Write out the lines below word for word, starting with the first one and ending with the line that contains "panel-2017: 2017 Some".
========================
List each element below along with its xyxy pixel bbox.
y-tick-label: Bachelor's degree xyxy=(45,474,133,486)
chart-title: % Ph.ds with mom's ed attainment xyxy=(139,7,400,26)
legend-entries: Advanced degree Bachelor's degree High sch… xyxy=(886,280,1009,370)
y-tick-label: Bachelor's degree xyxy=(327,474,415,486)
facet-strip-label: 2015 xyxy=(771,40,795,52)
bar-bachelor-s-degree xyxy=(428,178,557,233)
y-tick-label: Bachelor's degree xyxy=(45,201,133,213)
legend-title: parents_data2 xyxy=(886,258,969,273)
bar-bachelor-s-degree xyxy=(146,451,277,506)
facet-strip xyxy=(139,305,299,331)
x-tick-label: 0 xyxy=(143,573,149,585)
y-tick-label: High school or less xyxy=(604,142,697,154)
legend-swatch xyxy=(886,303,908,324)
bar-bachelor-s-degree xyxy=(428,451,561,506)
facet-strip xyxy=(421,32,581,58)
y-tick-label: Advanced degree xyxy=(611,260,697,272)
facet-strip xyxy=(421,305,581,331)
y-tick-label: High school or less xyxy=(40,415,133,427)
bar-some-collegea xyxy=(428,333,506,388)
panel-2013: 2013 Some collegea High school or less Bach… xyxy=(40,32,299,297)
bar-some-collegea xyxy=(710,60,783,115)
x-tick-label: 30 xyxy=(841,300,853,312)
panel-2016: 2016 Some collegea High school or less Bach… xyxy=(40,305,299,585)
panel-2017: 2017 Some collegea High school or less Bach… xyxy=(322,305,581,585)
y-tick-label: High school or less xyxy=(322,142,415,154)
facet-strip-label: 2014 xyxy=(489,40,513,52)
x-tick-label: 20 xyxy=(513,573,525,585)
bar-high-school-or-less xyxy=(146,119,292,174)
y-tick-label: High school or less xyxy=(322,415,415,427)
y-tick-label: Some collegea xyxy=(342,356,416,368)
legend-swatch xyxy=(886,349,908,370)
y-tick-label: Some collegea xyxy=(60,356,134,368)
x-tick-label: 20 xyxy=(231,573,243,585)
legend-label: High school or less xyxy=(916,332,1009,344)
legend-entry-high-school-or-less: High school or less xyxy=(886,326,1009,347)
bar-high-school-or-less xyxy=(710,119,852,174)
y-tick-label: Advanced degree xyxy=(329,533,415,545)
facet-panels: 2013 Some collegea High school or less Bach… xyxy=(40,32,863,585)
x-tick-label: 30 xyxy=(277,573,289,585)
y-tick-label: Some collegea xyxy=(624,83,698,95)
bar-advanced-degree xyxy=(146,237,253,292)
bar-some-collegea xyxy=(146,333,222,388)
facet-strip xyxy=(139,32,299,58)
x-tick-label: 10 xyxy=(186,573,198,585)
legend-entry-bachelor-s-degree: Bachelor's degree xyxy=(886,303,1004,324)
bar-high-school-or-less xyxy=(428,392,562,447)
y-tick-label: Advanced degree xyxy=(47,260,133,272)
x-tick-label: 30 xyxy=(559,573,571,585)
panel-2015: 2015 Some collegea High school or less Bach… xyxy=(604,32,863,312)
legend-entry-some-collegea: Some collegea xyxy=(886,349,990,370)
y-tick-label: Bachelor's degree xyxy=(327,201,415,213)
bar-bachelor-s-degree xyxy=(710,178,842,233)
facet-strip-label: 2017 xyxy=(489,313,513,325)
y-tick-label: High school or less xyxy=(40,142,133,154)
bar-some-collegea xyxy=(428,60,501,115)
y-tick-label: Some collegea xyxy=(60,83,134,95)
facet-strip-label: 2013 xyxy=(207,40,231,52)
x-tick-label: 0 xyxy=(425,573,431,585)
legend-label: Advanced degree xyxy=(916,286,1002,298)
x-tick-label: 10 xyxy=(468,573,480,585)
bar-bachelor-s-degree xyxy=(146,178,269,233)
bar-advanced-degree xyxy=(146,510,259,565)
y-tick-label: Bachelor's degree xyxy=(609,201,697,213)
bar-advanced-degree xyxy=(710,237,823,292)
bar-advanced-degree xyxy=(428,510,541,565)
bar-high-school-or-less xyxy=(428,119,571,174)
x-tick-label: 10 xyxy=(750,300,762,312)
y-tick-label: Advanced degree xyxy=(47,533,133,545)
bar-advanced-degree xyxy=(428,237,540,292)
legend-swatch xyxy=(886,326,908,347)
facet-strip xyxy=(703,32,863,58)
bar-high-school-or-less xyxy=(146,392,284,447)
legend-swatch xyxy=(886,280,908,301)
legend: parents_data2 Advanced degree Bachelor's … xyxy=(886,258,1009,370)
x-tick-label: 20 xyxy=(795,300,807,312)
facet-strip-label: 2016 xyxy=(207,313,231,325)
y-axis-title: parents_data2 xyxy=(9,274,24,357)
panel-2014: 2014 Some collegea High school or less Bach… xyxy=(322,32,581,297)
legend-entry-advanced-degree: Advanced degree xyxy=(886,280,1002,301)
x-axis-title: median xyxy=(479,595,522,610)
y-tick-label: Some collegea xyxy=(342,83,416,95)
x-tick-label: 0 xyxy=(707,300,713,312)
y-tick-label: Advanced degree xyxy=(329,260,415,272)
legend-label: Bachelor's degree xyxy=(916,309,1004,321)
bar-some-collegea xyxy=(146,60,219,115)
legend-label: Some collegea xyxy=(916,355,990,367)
========================
SOLUTION TO THIS PROBLEM:
List each element below along with its xyxy pixel bbox.
y-tick-label: Bachelor's degree xyxy=(45,474,133,486)
chart-title: % Ph.ds with mom's ed attainment xyxy=(139,7,400,26)
legend-entries: Advanced degree Bachelor's degree High sch… xyxy=(886,280,1009,370)
y-tick-label: Bachelor's degree xyxy=(327,474,415,486)
facet-strip-label: 2015 xyxy=(771,40,795,52)
bar-bachelor-s-degree xyxy=(428,178,557,233)
y-tick-label: Bachelor's degree xyxy=(45,201,133,213)
legend-title: parents_data2 xyxy=(886,258,969,273)
bar-bachelor-s-degree xyxy=(146,451,277,506)
facet-strip xyxy=(139,305,299,331)
x-tick-label: 0 xyxy=(143,573,149,585)
y-tick-label: High school or less xyxy=(604,142,697,154)
legend-swatch xyxy=(886,303,908,324)
bar-bachelor-s-degree xyxy=(428,451,561,506)
facet-strip xyxy=(421,32,581,58)
y-tick-label: Advanced degree xyxy=(611,260,697,272)
facet-strip xyxy=(421,305,581,331)
y-tick-label: High school or less xyxy=(40,415,133,427)
bar-some-collegea xyxy=(428,333,506,388)
panel-2013: 2013 Some collegea High school or less Bach… xyxy=(40,32,299,297)
bar-some-collegea xyxy=(710,60,783,115)
x-tick-label: 30 xyxy=(841,300,853,312)
panel-2016: 2016 Some collegea High school or less Bach… xyxy=(40,305,299,585)
panel-2017: 2017 Some collegea High school or less Bach… xyxy=(322,305,581,585)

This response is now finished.